Directive:
Exclude the pictures; give every entry again exactly as written.

>>>

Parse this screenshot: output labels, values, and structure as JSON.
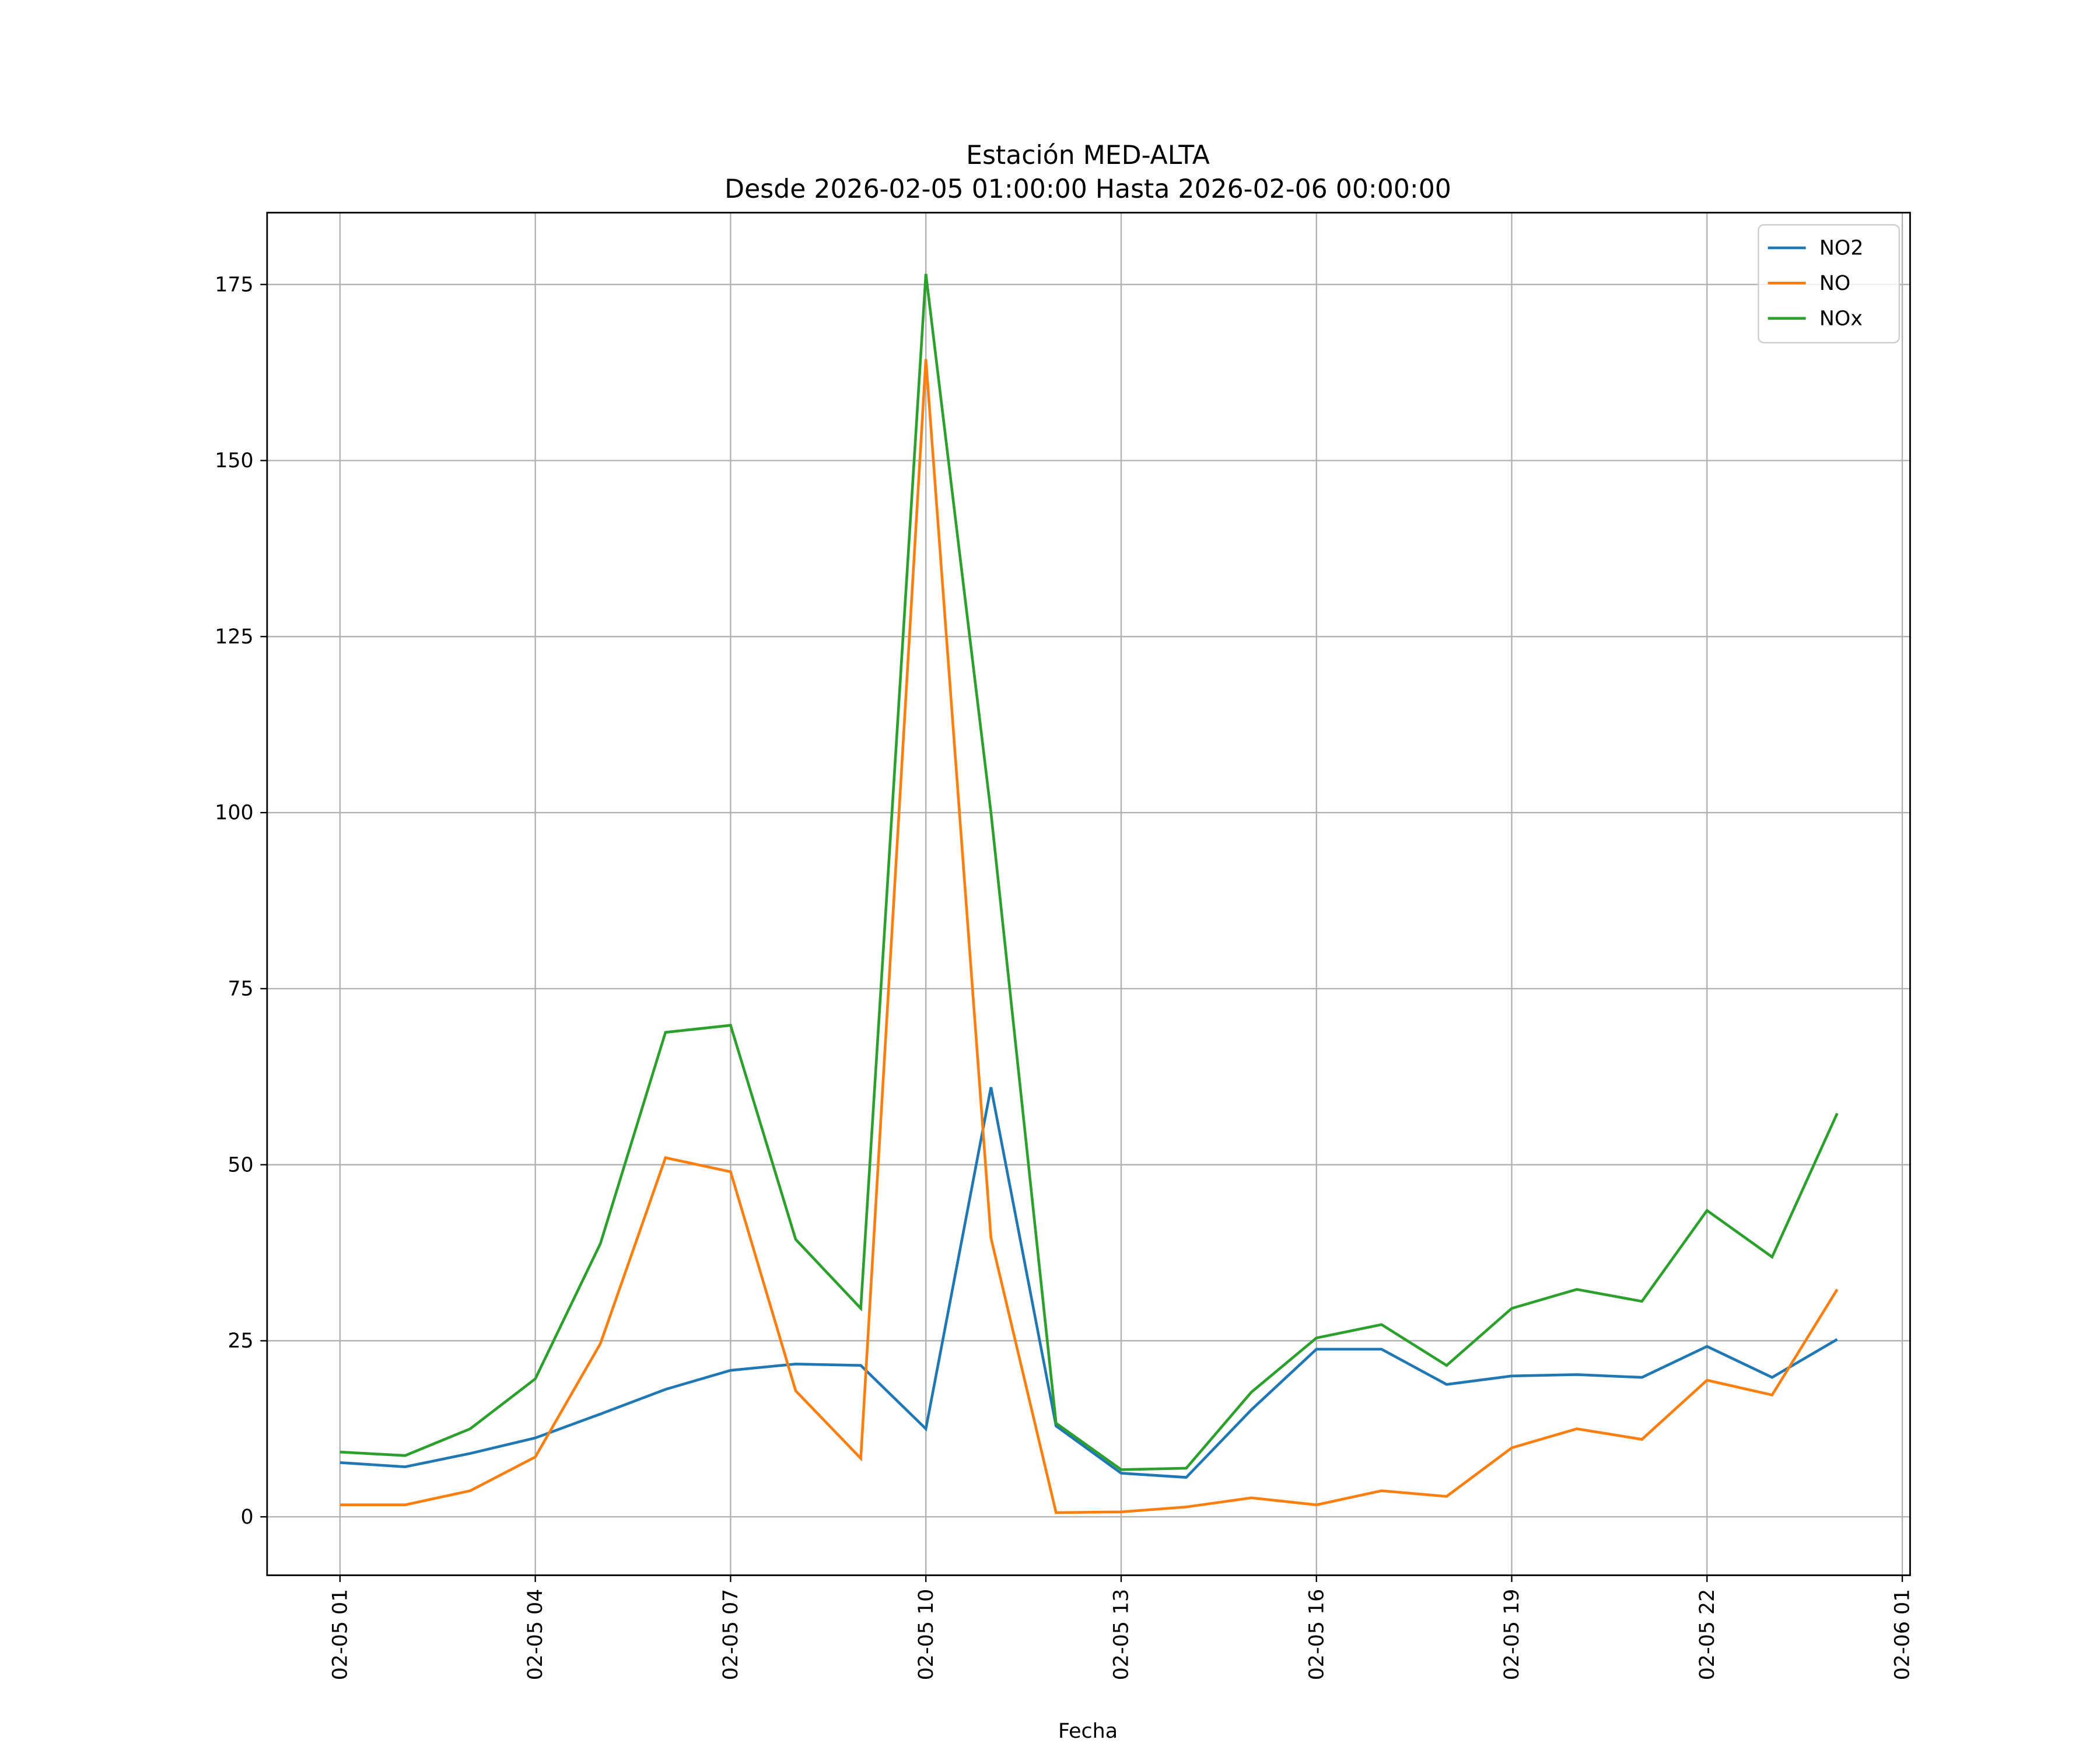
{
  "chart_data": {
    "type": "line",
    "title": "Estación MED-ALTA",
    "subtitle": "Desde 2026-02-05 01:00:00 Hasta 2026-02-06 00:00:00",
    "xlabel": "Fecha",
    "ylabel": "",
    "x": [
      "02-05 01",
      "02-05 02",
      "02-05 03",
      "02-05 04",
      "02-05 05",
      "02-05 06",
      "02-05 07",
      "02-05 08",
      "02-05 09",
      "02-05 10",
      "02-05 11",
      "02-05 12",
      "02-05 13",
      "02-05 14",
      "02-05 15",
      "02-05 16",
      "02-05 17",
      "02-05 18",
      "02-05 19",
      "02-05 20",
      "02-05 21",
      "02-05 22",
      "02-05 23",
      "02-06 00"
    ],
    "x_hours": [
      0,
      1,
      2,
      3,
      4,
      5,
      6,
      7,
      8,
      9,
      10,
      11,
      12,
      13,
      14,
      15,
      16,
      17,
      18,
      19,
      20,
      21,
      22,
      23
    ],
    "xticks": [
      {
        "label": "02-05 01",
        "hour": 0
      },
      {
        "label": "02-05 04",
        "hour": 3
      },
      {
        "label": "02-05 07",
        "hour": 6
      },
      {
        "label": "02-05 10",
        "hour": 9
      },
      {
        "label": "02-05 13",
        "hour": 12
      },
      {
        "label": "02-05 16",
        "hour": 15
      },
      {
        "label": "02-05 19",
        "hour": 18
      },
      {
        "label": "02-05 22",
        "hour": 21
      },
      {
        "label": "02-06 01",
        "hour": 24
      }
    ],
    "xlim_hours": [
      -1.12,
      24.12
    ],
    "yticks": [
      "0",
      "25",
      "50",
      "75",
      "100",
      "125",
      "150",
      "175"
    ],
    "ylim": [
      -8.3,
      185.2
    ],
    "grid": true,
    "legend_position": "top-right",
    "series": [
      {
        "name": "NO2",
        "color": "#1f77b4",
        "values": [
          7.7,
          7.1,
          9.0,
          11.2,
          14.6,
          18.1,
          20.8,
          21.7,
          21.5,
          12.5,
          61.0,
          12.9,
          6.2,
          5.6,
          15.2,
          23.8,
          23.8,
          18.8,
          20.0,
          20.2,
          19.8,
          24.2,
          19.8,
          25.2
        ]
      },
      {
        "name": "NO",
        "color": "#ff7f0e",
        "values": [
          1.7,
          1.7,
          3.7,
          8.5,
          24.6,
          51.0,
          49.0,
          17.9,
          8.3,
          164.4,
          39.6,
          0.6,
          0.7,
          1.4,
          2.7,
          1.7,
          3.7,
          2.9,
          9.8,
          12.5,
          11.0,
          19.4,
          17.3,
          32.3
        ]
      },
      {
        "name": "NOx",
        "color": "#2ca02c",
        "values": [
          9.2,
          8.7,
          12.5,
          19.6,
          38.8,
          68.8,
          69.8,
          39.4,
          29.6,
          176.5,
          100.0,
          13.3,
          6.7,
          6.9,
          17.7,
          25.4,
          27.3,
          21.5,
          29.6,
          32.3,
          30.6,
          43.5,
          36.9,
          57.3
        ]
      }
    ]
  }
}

<<<

Task solution:
Parse this screenshot: output labels, values, and structure as JSON.
{
  "chart_data": {
    "type": "line",
    "title": "Estación MED-ALTA",
    "subtitle": "Desde 2026-02-05 01:00:00 Hasta 2026-02-06 00:00:00",
    "xlabel": "Fecha",
    "ylabel": "",
    "x": [
      "02-05 01",
      "02-05 02",
      "02-05 03",
      "02-05 04",
      "02-05 05",
      "02-05 06",
      "02-05 07",
      "02-05 08",
      "02-05 09",
      "02-05 10",
      "02-05 11",
      "02-05 12",
      "02-05 13",
      "02-05 14",
      "02-05 15",
      "02-05 16",
      "02-05 17",
      "02-05 18",
      "02-05 19",
      "02-05 20",
      "02-05 21",
      "02-05 22",
      "02-05 23",
      "02-06 00"
    ],
    "x_hours": [
      0,
      1,
      2,
      3,
      4,
      5,
      6,
      7,
      8,
      9,
      10,
      11,
      12,
      13,
      14,
      15,
      16,
      17,
      18,
      19,
      20,
      21,
      22,
      23
    ],
    "xticks": [
      {
        "label": "02-05 01",
        "hour": 0
      },
      {
        "label": "02-05 04",
        "hour": 3
      },
      {
        "label": "02-05 07",
        "hour": 6
      },
      {
        "label": "02-05 10",
        "hour": 9
      },
      {
        "label": "02-05 13",
        "hour": 12
      },
      {
        "label": "02-05 16",
        "hour": 15
      },
      {
        "label": "02-05 19",
        "hour": 18
      },
      {
        "label": "02-05 22",
        "hour": 21
      },
      {
        "label": "02-06 01",
        "hour": 24
      }
    ],
    "xlim_hours": [
      -1.12,
      24.12
    ],
    "yticks": [
      "0",
      "25",
      "50",
      "75",
      "100",
      "125",
      "150",
      "175"
    ],
    "ylim": [
      -8.3,
      185.2
    ],
    "grid": true,
    "legend_position": "top-right",
    "series": [
      {
        "name": "NO2",
        "color": "#1f77b4",
        "values": [
          7.7,
          7.1,
          9.0,
          11.2,
          14.6,
          18.1,
          20.8,
          21.7,
          21.5,
          12.5,
          61.0,
          12.9,
          6.2,
          5.6,
          15.2,
          23.8,
          23.8,
          18.8,
          20.0,
          20.2,
          19.8,
          24.2,
          19.8,
          25.2
        ]
      },
      {
        "name": "NO",
        "color": "#ff7f0e",
        "values": [
          1.7,
          1.7,
          3.7,
          8.5,
          24.6,
          51.0,
          49.0,
          17.9,
          8.3,
          164.4,
          39.6,
          0.6,
          0.7,
          1.4,
          2.7,
          1.7,
          3.7,
          2.9,
          9.8,
          12.5,
          11.0,
          19.4,
          17.3,
          32.3
        ]
      },
      {
        "name": "NOx",
        "color": "#2ca02c",
        "values": [
          9.2,
          8.7,
          12.5,
          19.6,
          38.8,
          68.8,
          69.8,
          39.4,
          29.6,
          176.5,
          100.0,
          13.3,
          6.7,
          6.9,
          17.7,
          25.4,
          27.3,
          21.5,
          29.6,
          32.3,
          30.6,
          43.5,
          36.9,
          57.3
        ]
      }
    ]
  }
}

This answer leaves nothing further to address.